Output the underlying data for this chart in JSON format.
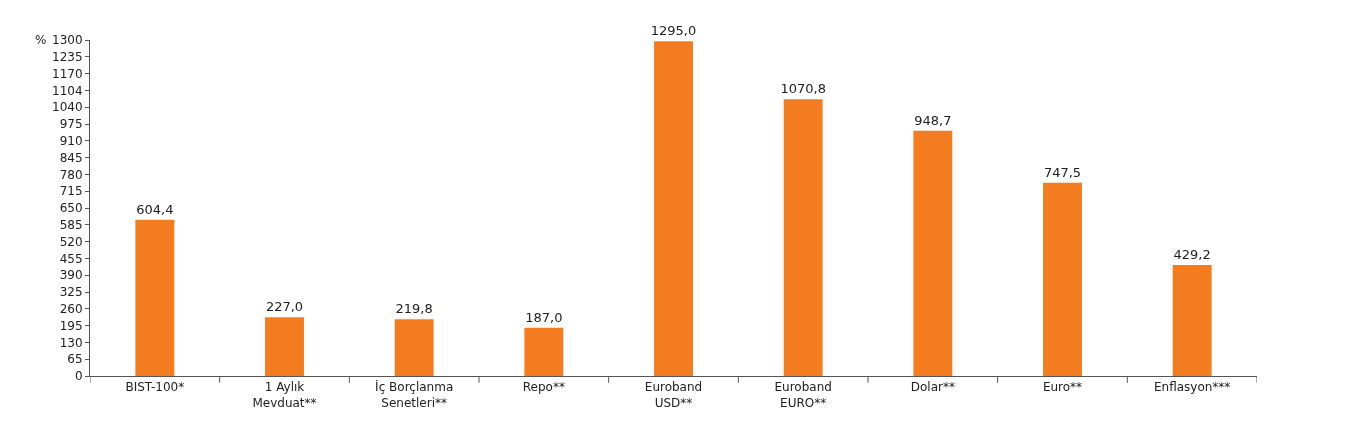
{
  "chart_data": {
    "type": "bar",
    "ylabel": "%",
    "categories": [
      "BIST-100*",
      "1 Aylık\nMevduat**",
      "İç Borçlanma\nSenetleri**",
      "Repo**",
      "Euroband\nUSD**",
      "Euroband\nEURO**",
      "Dolar**",
      "Euro**",
      "Enflasyon***"
    ],
    "values": [
      604.4,
      227.0,
      219.8,
      187.0,
      1295.0,
      1070.8,
      948.7,
      747.5,
      429.2
    ],
    "value_labels": [
      "604,4",
      "227,0",
      "219,8",
      "187,0",
      "1295,0",
      "1070,8",
      "948,7",
      "747,5",
      "429,2"
    ],
    "color": "#f47c20",
    "ylim": [
      0,
      1300
    ],
    "yticks": [
      0,
      65,
      130,
      195,
      260,
      325,
      390,
      455,
      520,
      585,
      650,
      715,
      780,
      845,
      910,
      975,
      1040,
      1104,
      1170,
      1235,
      1300
    ],
    "grid": false
  }
}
________________________________________
> [What to do] Each entry must be retyped word for word, with every image omitted.

> [Answer to this problem]
Output the underlying data for this chart in JSON format.
{
  "chart_data": {
    "type": "bar",
    "ylabel": "%",
    "categories": [
      "BIST-100*",
      "1 Aylık\nMevduat**",
      "İç Borçlanma\nSenetleri**",
      "Repo**",
      "Euroband\nUSD**",
      "Euroband\nEURO**",
      "Dolar**",
      "Euro**",
      "Enflasyon***"
    ],
    "values": [
      604.4,
      227.0,
      219.8,
      187.0,
      1295.0,
      1070.8,
      948.7,
      747.5,
      429.2
    ],
    "value_labels": [
      "604,4",
      "227,0",
      "219,8",
      "187,0",
      "1295,0",
      "1070,8",
      "948,7",
      "747,5",
      "429,2"
    ],
    "color": "#f47c20",
    "ylim": [
      0,
      1300
    ],
    "yticks": [
      0,
      65,
      130,
      195,
      260,
      325,
      390,
      455,
      520,
      585,
      650,
      715,
      780,
      845,
      910,
      975,
      1040,
      1104,
      1170,
      1235,
      1300
    ],
    "grid": false
  }
}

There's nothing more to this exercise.